THE TASK: Determine how many lines of this material contain "Advanced". Give only the number.

MATERIAL:

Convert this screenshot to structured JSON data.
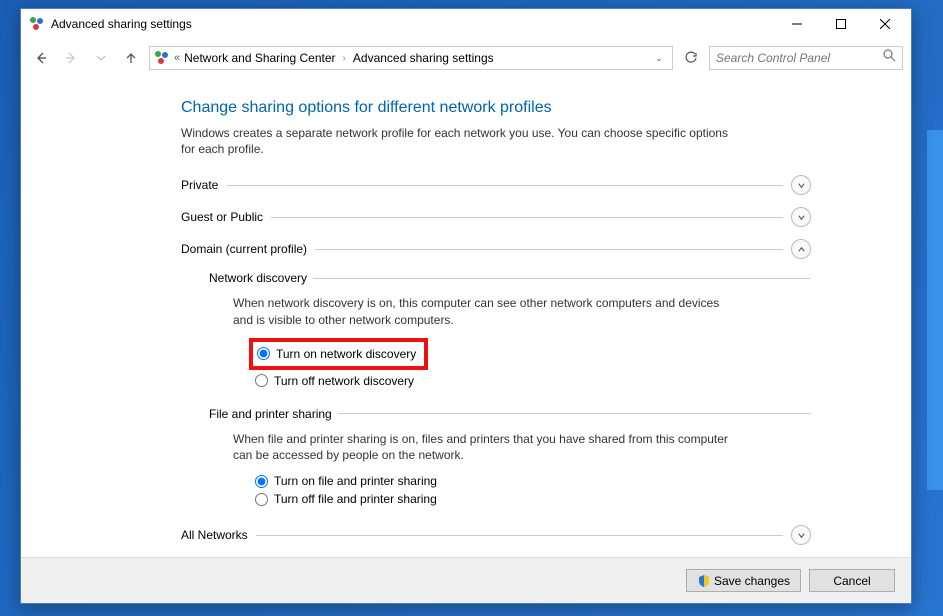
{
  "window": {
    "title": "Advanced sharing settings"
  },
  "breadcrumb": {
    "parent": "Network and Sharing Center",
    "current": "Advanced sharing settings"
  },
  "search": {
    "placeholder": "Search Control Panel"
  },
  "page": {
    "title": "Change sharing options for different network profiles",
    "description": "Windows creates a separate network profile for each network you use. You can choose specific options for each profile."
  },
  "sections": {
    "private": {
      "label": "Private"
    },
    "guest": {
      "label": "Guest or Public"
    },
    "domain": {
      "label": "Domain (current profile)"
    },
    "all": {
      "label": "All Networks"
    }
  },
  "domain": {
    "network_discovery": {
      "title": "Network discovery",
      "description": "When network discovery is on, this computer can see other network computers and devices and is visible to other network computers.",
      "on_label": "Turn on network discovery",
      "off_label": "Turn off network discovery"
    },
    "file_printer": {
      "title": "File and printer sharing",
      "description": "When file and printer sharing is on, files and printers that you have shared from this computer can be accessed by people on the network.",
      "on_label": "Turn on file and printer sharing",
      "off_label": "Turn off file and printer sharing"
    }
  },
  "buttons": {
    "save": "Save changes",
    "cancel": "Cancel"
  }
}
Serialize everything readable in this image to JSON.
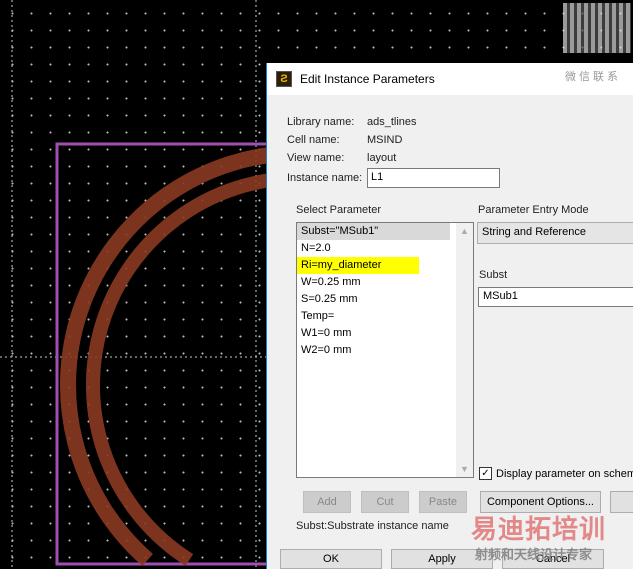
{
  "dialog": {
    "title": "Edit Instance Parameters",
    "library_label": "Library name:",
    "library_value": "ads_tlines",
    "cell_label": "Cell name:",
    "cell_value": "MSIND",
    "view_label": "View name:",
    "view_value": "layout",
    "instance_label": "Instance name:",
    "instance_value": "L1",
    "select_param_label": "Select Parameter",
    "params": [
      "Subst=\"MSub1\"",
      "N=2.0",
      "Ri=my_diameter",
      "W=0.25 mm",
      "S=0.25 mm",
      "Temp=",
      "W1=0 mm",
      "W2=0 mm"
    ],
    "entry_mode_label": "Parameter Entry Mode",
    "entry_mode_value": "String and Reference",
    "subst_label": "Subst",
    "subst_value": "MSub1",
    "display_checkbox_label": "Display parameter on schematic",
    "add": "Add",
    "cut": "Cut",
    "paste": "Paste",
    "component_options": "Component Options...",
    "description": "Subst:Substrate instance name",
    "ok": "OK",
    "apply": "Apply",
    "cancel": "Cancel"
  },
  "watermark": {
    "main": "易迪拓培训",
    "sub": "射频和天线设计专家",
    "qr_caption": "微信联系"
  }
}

--

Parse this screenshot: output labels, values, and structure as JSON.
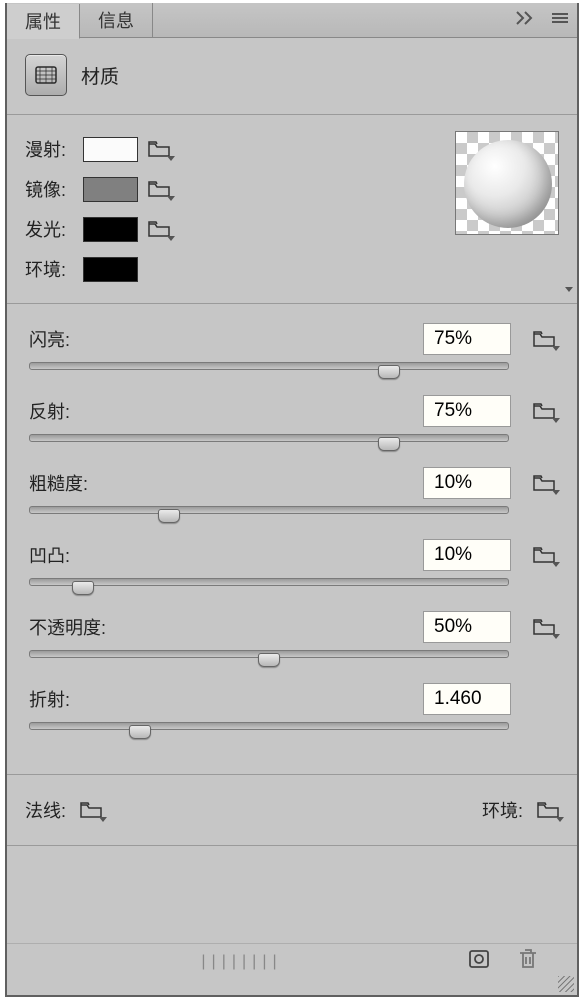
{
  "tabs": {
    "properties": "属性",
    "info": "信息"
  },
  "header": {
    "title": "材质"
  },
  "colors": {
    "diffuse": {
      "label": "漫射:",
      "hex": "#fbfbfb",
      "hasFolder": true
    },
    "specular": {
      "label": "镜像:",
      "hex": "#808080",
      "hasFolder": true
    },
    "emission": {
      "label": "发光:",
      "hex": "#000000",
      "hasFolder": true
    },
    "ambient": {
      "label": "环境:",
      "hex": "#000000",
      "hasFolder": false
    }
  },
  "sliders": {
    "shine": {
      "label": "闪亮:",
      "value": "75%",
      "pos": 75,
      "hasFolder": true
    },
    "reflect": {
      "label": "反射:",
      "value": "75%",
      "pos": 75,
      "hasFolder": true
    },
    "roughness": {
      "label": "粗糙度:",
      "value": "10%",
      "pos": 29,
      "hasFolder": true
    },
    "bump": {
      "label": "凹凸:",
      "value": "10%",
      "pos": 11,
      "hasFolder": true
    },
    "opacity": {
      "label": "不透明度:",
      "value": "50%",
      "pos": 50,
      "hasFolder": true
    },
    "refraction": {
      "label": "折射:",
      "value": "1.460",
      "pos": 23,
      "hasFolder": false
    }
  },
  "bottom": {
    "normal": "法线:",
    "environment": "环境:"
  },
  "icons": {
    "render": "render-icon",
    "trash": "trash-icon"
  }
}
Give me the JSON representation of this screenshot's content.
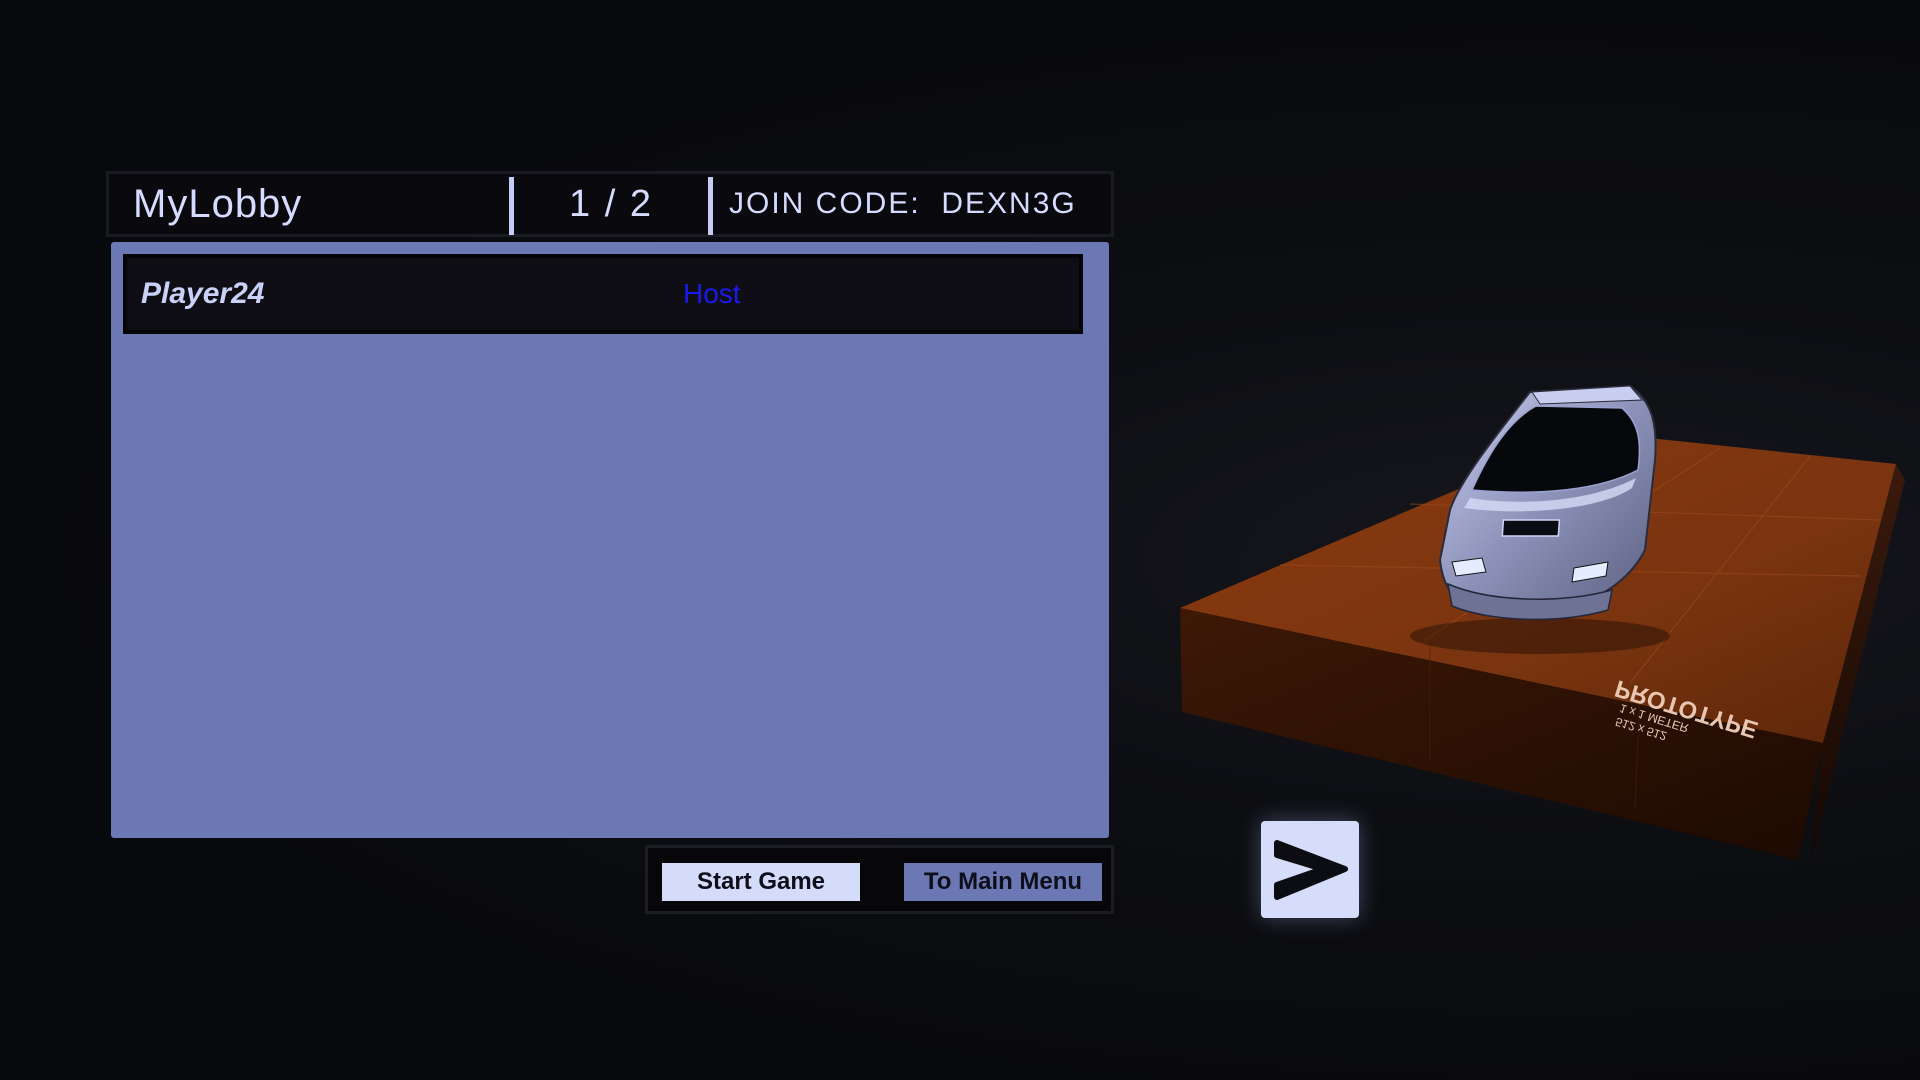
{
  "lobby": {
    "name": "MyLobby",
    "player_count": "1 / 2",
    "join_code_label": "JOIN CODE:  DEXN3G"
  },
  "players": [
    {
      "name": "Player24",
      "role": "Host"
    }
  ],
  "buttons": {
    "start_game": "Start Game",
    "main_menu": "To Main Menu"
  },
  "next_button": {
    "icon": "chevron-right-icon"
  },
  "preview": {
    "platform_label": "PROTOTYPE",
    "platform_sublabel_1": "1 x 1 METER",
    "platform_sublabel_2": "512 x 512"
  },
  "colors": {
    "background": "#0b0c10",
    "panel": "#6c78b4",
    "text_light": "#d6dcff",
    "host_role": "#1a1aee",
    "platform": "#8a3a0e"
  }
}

SOLUTION TO THIS TASK: 2